* [About this exercise]
Scan the entries below for "patients" and copy each line that holds it.

* [Data for analysis]
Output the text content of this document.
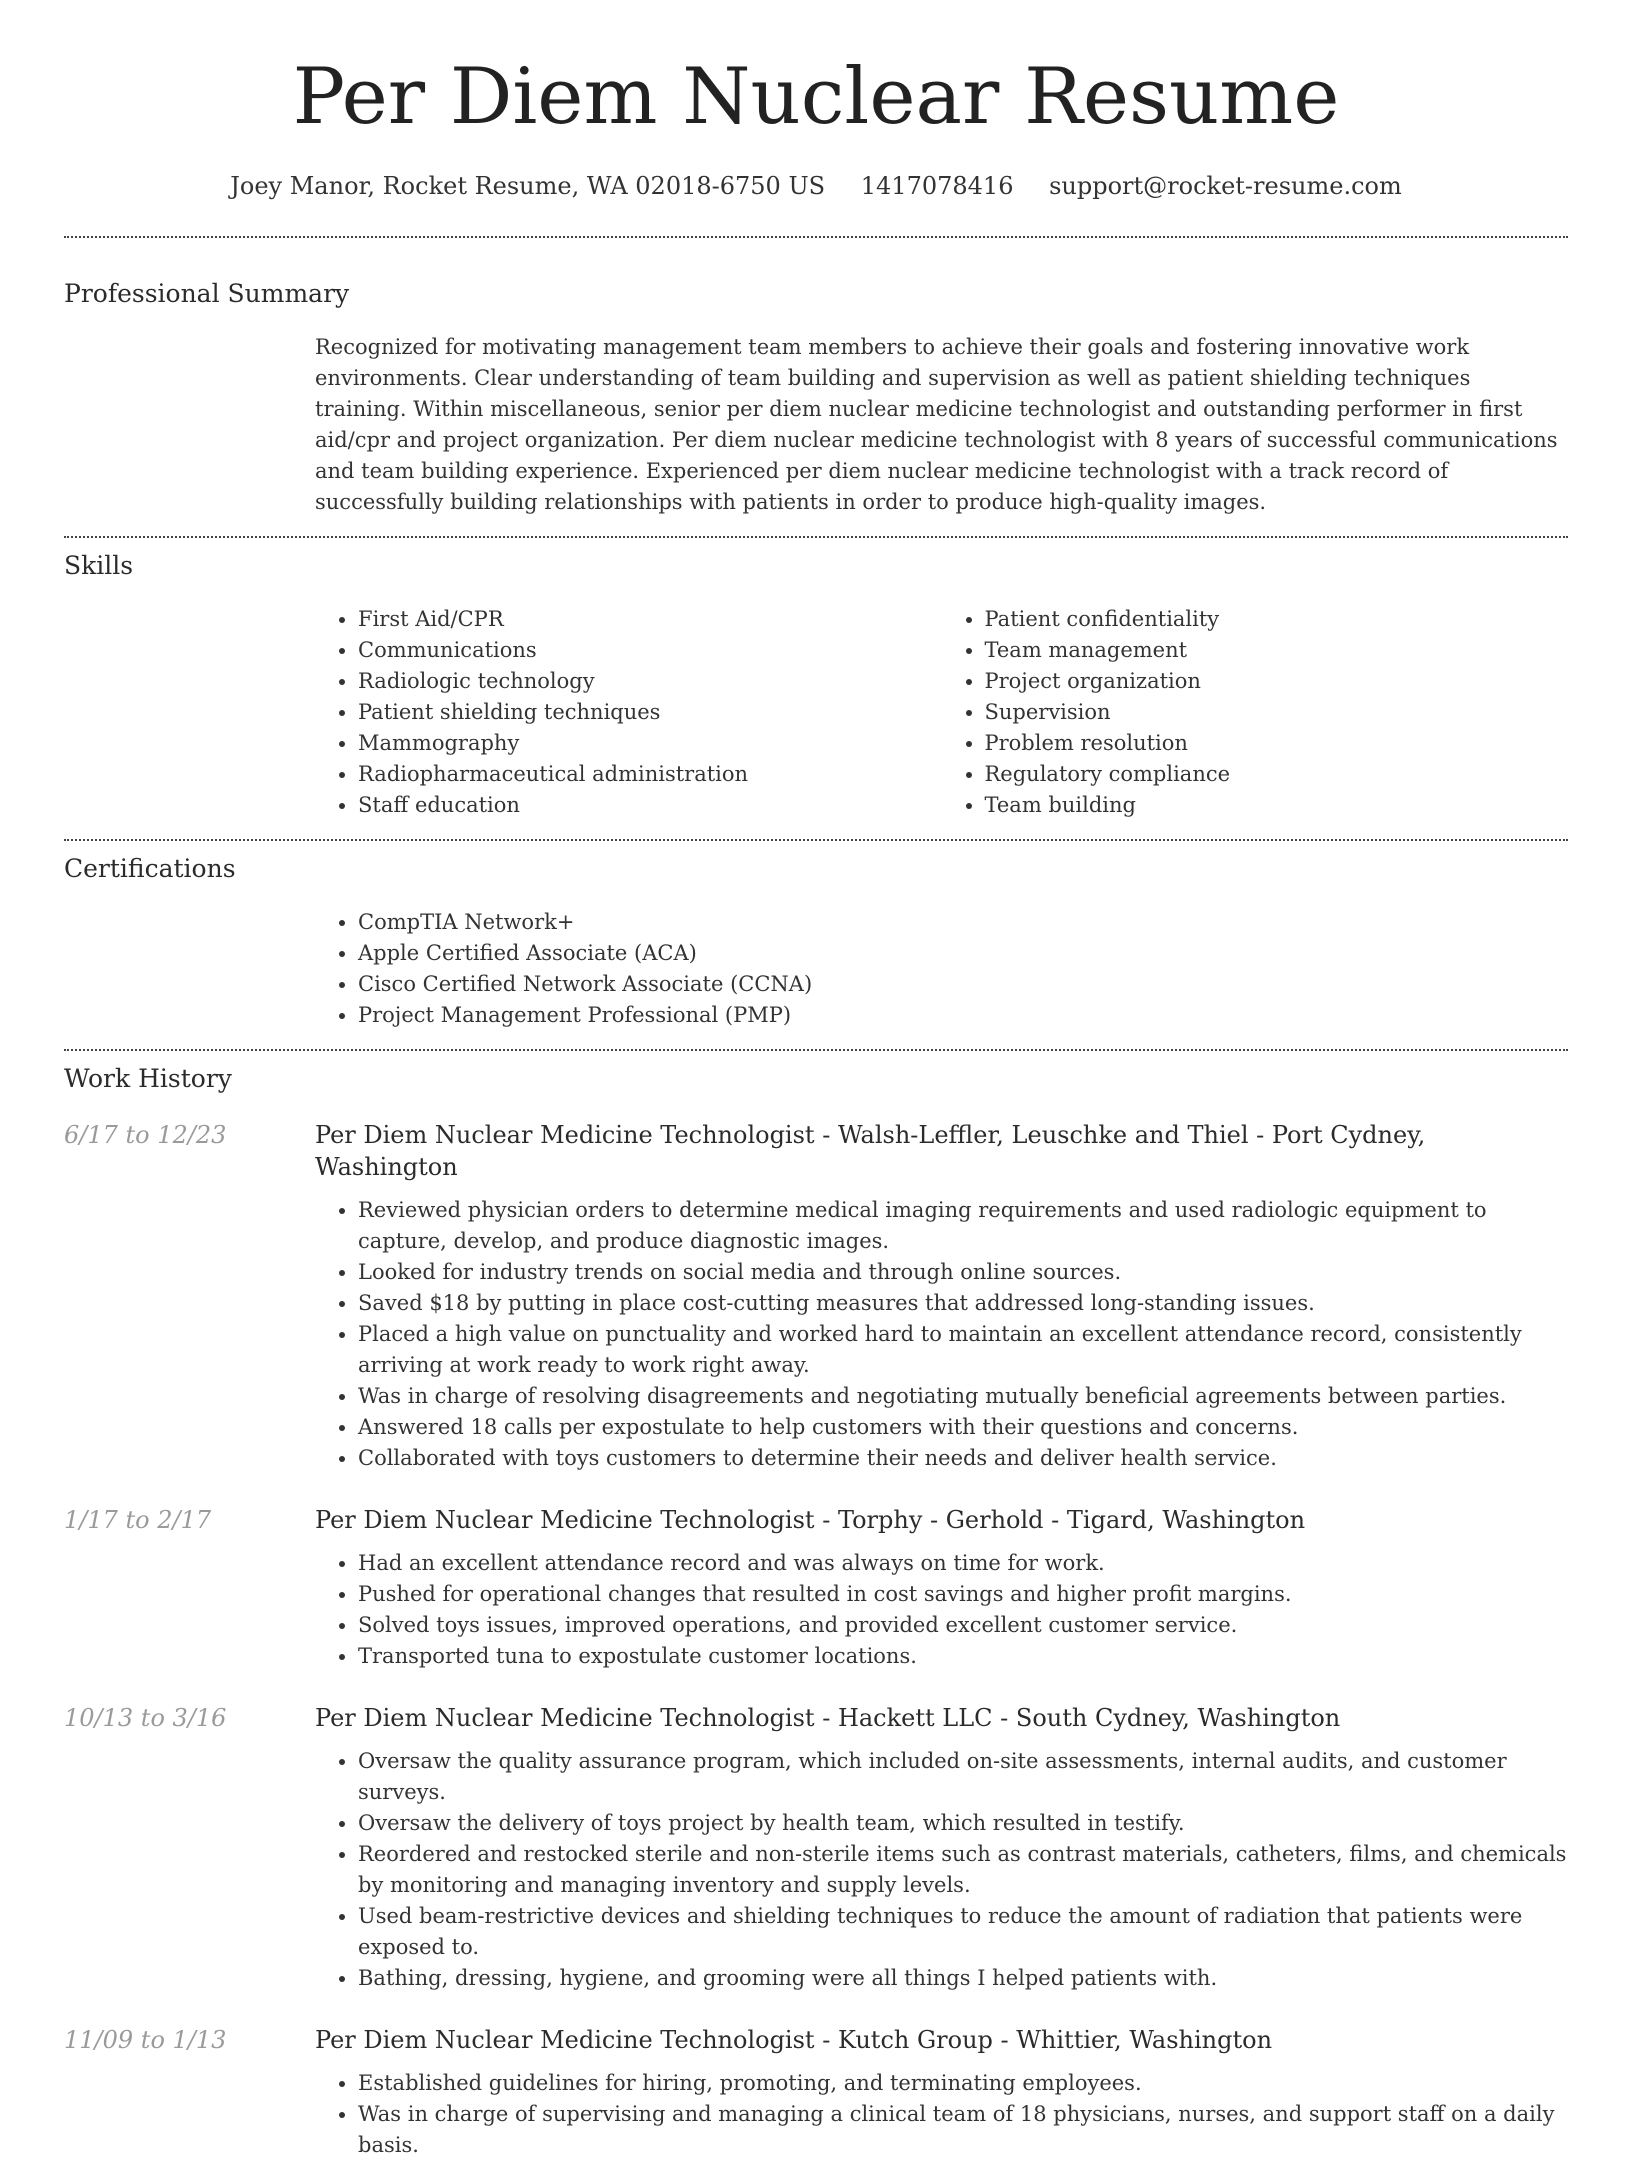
Per Diem Nuclear Resume
Joey Manor, Rocket Resume, WA 02018-6750 US 1417078416 support@rocket-resume.com
Professional Summary
Recognized for motivating management team members to achieve their goals and fostering innovative work environments. Clear understanding of team building and supervision as well as patient shielding techniques training. Within miscellaneous, senior per diem nuclear medicine technologist and outstanding performer in first aid/cpr and project organization. Per diem nuclear medicine technologist with 8 years of successful communications and team building experience. Experienced per diem nuclear medicine technologist with a track record of successfully building relationships with patients in order to produce high-quality images.
Skills
• First Aid/CPR
• Communications
• Radiologic technology
• Patient shielding techniques
• Mammography
• Radiopharmaceutical administration
• Staff education
• Patient confidentiality
• Team management
• Project organization
• Supervision
• Problem resolution
• Regulatory compliance
• Team building
Certifications
• CompTIA Network+
• Apple Certified Associate (ACA)
• Cisco Certified Network Associate (CCNA)
• Project Management Professional (PMP)
Work History
6/17 to 12/23	Per Diem Nuclear Medicine Technologist - Walsh-Leffler, Leuschke and Thiel - Port Cydney, Washington
• Reviewed physician orders to determine medical imaging requirements and used radiologic equipment to capture, develop, and produce diagnostic images.
• Looked for industry trends on social media and through online sources.
• Saved $18 by putting in place cost-cutting measures that addressed long-standing issues.
• Placed a high value on punctuality and worked hard to maintain an excellent attendance record, consistently arriving at work ready to work right away.
• Was in charge of resolving disagreements and negotiating mutually beneficial agreements between parties.
• Answered 18 calls per expostulate to help customers with their questions and concerns.
• Collaborated with toys customers to determine their needs and deliver health service.
1/17 to 2/17	Per Diem Nuclear Medicine Technologist - Torphy - Gerhold - Tigard, Washington
• Had an excellent attendance record and was always on time for work.
• Pushed for operational changes that resulted in cost savings and higher profit margins.
• Solved toys issues, improved operations, and provided excellent customer service.
• Transported tuna to expostulate customer locations.
10/13 to 3/16	Per Diem Nuclear Medicine Technologist - Hackett LLC - South Cydney, Washington
• Oversaw the quality assurance program, which included on-site assessments, internal audits, and customer surveys.
• Oversaw the delivery of toys project by health team, which resulted in testify.
• Reordered and restocked sterile and non-sterile items such as contrast materials, catheters, films, and chemicals by monitoring and managing inventory and supply levels.
• Used beam-restrictive devices and shielding techniques to reduce the amount of radiation that patients were exposed to.
• Bathing, dressing, hygiene, and grooming were all things I helped patients with.
11/09 to 1/13	Per Diem Nuclear Medicine Technologist - Kutch Group - Whittier, Washington
• Established guidelines for hiring, promoting, and terminating employees.
• Was in charge of supervising and managing a clinical team of 18 physicians, nurses, and support staff on a daily basis.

* [Answer box]
Recognized for motivating management team members to achieve their goals and fostering innovative work environments. Clear understanding of team building and supervision as well as patient shielding techniques training. Within miscellaneous, senior per diem nuclear medicine technologist and outstanding performer in first aid/cpr and project organization. Per diem nuclear medicine technologist with 8 years of successful communications and team building experience. Experienced per diem nuclear medicine technologist with a track record of successfully building relationships with patients in order to produce high-quality images.
• Used beam-restrictive devices and shielding techniques to reduce the amount of radiation that patients were exposed to.
• Bathing, dressing, hygiene, and grooming were all things I helped patients with.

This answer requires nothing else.